■ **Task goal**:
Give the entries again, word for word.
** start Entries **
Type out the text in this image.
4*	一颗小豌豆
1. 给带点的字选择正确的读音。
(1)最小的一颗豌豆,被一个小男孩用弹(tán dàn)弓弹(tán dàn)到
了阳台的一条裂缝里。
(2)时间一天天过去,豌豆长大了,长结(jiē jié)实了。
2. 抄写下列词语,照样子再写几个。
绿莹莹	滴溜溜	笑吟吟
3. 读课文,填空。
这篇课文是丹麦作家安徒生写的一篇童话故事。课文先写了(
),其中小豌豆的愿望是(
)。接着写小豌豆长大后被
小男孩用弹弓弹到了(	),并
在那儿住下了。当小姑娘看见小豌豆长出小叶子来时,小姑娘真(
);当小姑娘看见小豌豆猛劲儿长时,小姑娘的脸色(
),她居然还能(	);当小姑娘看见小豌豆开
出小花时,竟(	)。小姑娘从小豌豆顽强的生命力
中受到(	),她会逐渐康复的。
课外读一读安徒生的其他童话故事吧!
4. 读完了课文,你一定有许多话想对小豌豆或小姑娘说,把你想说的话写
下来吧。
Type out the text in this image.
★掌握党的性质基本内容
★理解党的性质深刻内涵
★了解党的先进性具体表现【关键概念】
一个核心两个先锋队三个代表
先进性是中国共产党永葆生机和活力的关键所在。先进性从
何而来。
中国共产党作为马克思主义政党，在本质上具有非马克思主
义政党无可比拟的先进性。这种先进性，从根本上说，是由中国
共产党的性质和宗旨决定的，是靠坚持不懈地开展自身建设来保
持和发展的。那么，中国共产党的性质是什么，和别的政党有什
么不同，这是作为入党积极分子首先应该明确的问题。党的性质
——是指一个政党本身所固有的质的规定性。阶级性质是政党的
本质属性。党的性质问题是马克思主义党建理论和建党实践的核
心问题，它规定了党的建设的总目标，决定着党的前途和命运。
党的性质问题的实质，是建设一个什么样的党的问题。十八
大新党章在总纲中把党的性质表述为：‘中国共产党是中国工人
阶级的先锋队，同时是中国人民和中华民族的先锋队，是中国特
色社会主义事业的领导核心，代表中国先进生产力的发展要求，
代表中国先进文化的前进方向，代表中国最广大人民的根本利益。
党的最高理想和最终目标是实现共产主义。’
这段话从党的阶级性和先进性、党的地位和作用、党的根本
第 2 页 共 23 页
** end Entries **
■ **Result of the exercise**:
Type out the text in this image.
4*	一颗小豌豆
1. 给带点的字选择正确的读音。
(1)最小的一颗豌豆,被一个小男孩用弹(tán dàn)弓弹(tán dàn)到
了阳台的一条裂缝里。
(2)时间一天天过去,豌豆长大了,长结(jiē jié)实了。
2. 抄写下列词语,照样子再写几个。
绿莹莹	滴溜溜	笑吟吟
3. 读课文,填空。
这篇课文是丹麦作家安徒生写的一篇童话故事。课文先写了(
),其中小豌豆的愿望是(
)。接着写小豌豆长大后被
小男孩用弹弓弹到了(	),并
在那儿住下了。当小姑娘看见小豌豆长出小叶子来时,小姑娘真(
);当小姑娘看见小豌豆猛劲儿长时,小姑娘的脸色(
),她居然还能(	);当小姑娘看见小豌豆开
出小花时,竟(	)。小姑娘从小豌豆顽强的生命力
中受到(	),她会逐渐康复的。
课外读一读安徒生的其他童话故事吧!
4. 读完了课文,你一定有许多话想对小豌豆或小姑娘说,把你想说的话写
下来吧。
Type out the text in this image.
★掌握党的性质基本内容
★理解党的性质深刻内涵
★了解党的先进性具体表现【关键概念】
一个核心两个先锋队三个代表
先进性是中国共产党永葆生机和活力的关键所在。先进性从
何而来。
中国共产党作为马克思主义政党，在本质上具有非马克思主
义政党无可比拟的先进性。这种先进性，从根本上说，是由中国
共产党的性质和宗旨决定的，是靠坚持不懈地开展自身建设来保
持和发展的。那么，中国共产党的性质是什么，和别的政党有什
么不同，这是作为入党积极分子首先应该明确的问题。党的性质
——是指一个政党本身所固有的质的规定性。阶级性质是政党的
本质属性。党的性质问题是马克思主义党建理论和建党实践的核
心问题，它规定了党的建设的总目标，决定着党的前途和命运。
党的性质问题的实质，是建设一个什么样的党的问题。十八
大新党章在总纲中把党的性质表述为：‘中国共产党是中国工人
阶级的先锋队，同时是中国人民和中华民族的先锋队，是中国特
色社会主义事业的领导核心，代表中国先进生产力的发展要求，
代表中国先进文化的前进方向，代表中国最广大人民的根本利益。
党的最高理想和最终目标是实现共产主义。’
这段话从党的阶级性和先进性、党的地位和作用、党的根本
第 2 页 共 23 页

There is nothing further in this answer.